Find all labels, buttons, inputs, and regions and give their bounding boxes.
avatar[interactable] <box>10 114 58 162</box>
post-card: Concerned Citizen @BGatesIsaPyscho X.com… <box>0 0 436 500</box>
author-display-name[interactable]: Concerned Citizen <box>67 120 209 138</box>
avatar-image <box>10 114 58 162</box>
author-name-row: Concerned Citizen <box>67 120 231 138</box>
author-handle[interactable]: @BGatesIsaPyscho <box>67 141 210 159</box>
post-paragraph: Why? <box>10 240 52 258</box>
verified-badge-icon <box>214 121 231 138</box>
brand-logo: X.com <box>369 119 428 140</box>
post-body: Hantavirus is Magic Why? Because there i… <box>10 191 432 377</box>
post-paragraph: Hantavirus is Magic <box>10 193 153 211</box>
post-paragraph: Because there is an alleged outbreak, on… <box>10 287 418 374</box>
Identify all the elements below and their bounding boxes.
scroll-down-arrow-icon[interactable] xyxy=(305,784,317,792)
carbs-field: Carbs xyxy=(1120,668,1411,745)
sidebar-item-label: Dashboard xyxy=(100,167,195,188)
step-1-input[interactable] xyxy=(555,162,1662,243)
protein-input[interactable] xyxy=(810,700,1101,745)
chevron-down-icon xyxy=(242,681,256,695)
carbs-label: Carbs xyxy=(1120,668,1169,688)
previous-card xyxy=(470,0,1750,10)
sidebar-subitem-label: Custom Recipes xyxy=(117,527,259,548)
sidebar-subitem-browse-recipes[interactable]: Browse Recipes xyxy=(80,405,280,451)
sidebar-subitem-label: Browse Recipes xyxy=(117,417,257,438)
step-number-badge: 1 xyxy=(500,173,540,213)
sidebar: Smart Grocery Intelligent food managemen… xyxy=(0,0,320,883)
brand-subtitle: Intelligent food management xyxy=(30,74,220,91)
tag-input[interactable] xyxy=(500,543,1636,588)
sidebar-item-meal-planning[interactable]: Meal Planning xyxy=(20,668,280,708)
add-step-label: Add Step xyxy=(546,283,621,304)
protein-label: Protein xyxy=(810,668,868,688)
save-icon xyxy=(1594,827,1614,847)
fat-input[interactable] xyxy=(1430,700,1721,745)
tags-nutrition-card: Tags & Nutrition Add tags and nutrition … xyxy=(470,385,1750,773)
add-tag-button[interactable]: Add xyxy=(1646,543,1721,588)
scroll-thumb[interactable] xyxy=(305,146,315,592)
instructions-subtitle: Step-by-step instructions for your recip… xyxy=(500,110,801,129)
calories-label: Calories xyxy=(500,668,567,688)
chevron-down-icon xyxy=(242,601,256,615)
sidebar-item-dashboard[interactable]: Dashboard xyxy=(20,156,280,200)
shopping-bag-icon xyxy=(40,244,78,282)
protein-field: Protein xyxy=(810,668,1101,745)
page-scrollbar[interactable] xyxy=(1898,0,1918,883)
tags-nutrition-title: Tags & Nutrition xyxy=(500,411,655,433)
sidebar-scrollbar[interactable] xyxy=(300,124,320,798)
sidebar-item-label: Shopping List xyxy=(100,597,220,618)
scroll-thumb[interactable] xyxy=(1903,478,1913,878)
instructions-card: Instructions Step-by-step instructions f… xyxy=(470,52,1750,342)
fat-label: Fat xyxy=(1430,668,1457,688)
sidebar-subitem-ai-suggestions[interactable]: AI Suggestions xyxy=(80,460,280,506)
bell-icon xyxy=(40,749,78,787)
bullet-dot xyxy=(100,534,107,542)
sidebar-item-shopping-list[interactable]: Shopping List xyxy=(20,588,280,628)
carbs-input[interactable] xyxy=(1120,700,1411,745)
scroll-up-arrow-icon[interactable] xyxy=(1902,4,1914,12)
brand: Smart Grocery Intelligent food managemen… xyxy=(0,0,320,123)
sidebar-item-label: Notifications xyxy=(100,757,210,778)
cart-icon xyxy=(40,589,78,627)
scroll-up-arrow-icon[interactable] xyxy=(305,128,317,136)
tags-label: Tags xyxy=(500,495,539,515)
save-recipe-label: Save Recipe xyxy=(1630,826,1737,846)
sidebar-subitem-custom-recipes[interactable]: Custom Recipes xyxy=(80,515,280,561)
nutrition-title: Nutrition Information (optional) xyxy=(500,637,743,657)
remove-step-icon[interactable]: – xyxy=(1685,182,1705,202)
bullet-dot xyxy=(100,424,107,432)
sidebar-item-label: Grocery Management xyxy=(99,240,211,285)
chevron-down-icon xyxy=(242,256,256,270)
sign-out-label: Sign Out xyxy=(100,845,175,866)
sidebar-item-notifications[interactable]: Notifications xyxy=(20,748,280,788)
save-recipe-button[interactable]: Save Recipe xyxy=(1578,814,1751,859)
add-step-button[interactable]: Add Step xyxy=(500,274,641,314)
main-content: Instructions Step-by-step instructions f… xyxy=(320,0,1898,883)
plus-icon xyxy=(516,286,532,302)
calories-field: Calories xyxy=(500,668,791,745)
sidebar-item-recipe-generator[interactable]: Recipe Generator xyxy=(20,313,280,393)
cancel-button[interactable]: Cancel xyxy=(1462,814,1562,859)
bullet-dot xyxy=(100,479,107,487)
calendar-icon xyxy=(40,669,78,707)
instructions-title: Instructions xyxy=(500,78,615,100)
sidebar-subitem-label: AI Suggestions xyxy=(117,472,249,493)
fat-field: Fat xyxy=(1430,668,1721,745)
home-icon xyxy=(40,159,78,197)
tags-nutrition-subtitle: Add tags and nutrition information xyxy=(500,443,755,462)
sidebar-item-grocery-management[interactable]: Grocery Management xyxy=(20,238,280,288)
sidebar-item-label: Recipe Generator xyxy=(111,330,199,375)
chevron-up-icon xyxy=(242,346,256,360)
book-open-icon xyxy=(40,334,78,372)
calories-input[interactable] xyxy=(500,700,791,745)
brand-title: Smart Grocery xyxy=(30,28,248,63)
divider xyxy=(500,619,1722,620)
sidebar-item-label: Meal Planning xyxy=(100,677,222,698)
++++
EXERCISE DESCRIPTION:
Your answer must be an exact copy of all the entries.

REPLY:
Find all labels, buttons, inputs, and regions and give their bounding boxes.
avatar[interactable] <box>10 114 58 162</box>
post-card: Concerned Citizen @BGatesIsaPyscho X.com… <box>0 0 436 500</box>
author-display-name[interactable]: Concerned Citizen <box>67 120 209 138</box>
avatar-image <box>10 114 58 162</box>
author-name-row: Concerned Citizen <box>67 120 231 138</box>
author-handle[interactable]: @BGatesIsaPyscho <box>67 141 210 159</box>
post-paragraph: Why? <box>10 240 52 258</box>
verified-badge-icon <box>214 121 231 138</box>
brand-logo: X.com <box>369 119 428 140</box>
post-body: Hantavirus is Magic Why? Because there i… <box>10 191 432 377</box>
post-paragraph: Hantavirus is Magic <box>10 193 153 211</box>
post-paragraph: Because there is an alleged outbreak, on… <box>10 287 418 374</box>
Identify all the elements below and their bounding boxes.
scroll-down-arrow-icon[interactable] xyxy=(305,784,317,792)
carbs-field: Carbs xyxy=(1120,668,1411,745)
sidebar-item-label: Dashboard xyxy=(100,167,195,188)
step-1-input[interactable] xyxy=(555,162,1662,243)
protein-input[interactable] xyxy=(810,700,1101,745)
chevron-down-icon xyxy=(242,681,256,695)
carbs-label: Carbs xyxy=(1120,668,1169,688)
previous-card xyxy=(470,0,1750,10)
sidebar-subitem-label: Custom Recipes xyxy=(117,527,259,548)
sidebar-subitem-browse-recipes[interactable]: Browse Recipes xyxy=(80,405,280,451)
sidebar-subitem-label: Browse Recipes xyxy=(117,417,257,438)
step-number-badge: 1 xyxy=(500,173,540,213)
sidebar: Smart Grocery Intelligent food managemen… xyxy=(0,0,320,883)
brand-subtitle: Intelligent food management xyxy=(30,74,220,91)
tag-input[interactable] xyxy=(500,543,1636,588)
sidebar-item-meal-planning[interactable]: Meal Planning xyxy=(20,668,280,708)
add-step-label: Add Step xyxy=(546,283,621,304)
protein-label: Protein xyxy=(810,668,868,688)
save-icon xyxy=(1594,827,1614,847)
fat-input[interactable] xyxy=(1430,700,1721,745)
tags-nutrition-card: Tags & Nutrition Add tags and nutrition … xyxy=(470,385,1750,773)
add-tag-button[interactable]: Add xyxy=(1646,543,1721,588)
scroll-thumb[interactable] xyxy=(305,146,315,592)
instructions-subtitle: Step-by-step instructions for your recip… xyxy=(500,110,801,129)
calories-label: Calories xyxy=(500,668,567,688)
chevron-down-icon xyxy=(242,601,256,615)
sidebar-item-dashboard[interactable]: Dashboard xyxy=(20,156,280,200)
shopping-bag-icon xyxy=(40,244,78,282)
protein-field: Protein xyxy=(810,668,1101,745)
page-scrollbar[interactable] xyxy=(1898,0,1918,883)
tags-nutrition-title: Tags & Nutrition xyxy=(500,411,655,433)
sidebar-scrollbar[interactable] xyxy=(300,124,320,798)
sidebar-item-label: Shopping List xyxy=(100,597,220,618)
scroll-thumb[interactable] xyxy=(1903,478,1913,878)
instructions-card: Instructions Step-by-step instructions f… xyxy=(470,52,1750,342)
fat-label: Fat xyxy=(1430,668,1457,688)
sidebar-subitem-ai-suggestions[interactable]: AI Suggestions xyxy=(80,460,280,506)
bell-icon xyxy=(40,749,78,787)
bullet-dot xyxy=(100,534,107,542)
sidebar-item-shopping-list[interactable]: Shopping List xyxy=(20,588,280,628)
carbs-input[interactable] xyxy=(1120,700,1411,745)
scroll-up-arrow-icon[interactable] xyxy=(1902,4,1914,12)
brand: Smart Grocery Intelligent food managemen… xyxy=(0,0,320,123)
sidebar-item-label: Notifications xyxy=(100,757,210,778)
cart-icon xyxy=(40,589,78,627)
scroll-up-arrow-icon[interactable] xyxy=(305,128,317,136)
tags-label: Tags xyxy=(500,495,539,515)
save-recipe-label: Save Recipe xyxy=(1630,826,1737,846)
sidebar-subitem-custom-recipes[interactable]: Custom Recipes xyxy=(80,515,280,561)
nutrition-title: Nutrition Information (optional) xyxy=(500,637,743,657)
remove-step-icon[interactable]: – xyxy=(1685,182,1705,202)
bullet-dot xyxy=(100,424,107,432)
sidebar-item-label: Grocery Management xyxy=(99,240,211,285)
chevron-down-icon xyxy=(242,256,256,270)
sign-out-label: Sign Out xyxy=(100,845,175,866)
sidebar-item-notifications[interactable]: Notifications xyxy=(20,748,280,788)
save-recipe-button[interactable]: Save Recipe xyxy=(1578,814,1751,859)
add-step-button[interactable]: Add Step xyxy=(500,274,641,314)
main-content: Instructions Step-by-step instructions f… xyxy=(320,0,1898,883)
plus-icon xyxy=(516,286,532,302)
calories-field: Calories xyxy=(500,668,791,745)
sidebar-item-recipe-generator[interactable]: Recipe Generator xyxy=(20,313,280,393)
cancel-button[interactable]: Cancel xyxy=(1462,814,1562,859)
bullet-dot xyxy=(100,479,107,487)
calendar-icon xyxy=(40,669,78,707)
instructions-title: Instructions xyxy=(500,78,615,100)
sidebar-subitem-label: AI Suggestions xyxy=(117,472,249,493)
fat-field: Fat xyxy=(1430,668,1721,745)
home-icon xyxy=(40,159,78,197)
tags-nutrition-subtitle: Add tags and nutrition information xyxy=(500,443,755,462)
sidebar-item-grocery-management[interactable]: Grocery Management xyxy=(20,238,280,288)
sidebar-item-label: Recipe Generator xyxy=(111,330,199,375)
chevron-up-icon xyxy=(242,346,256,360)
book-open-icon xyxy=(40,334,78,372)
calories-input[interactable] xyxy=(500,700,791,745)
brand-title: Smart Grocery xyxy=(30,28,248,63)
divider xyxy=(500,619,1722,620)
sidebar-item-label: Meal Planning xyxy=(100,677,222,698)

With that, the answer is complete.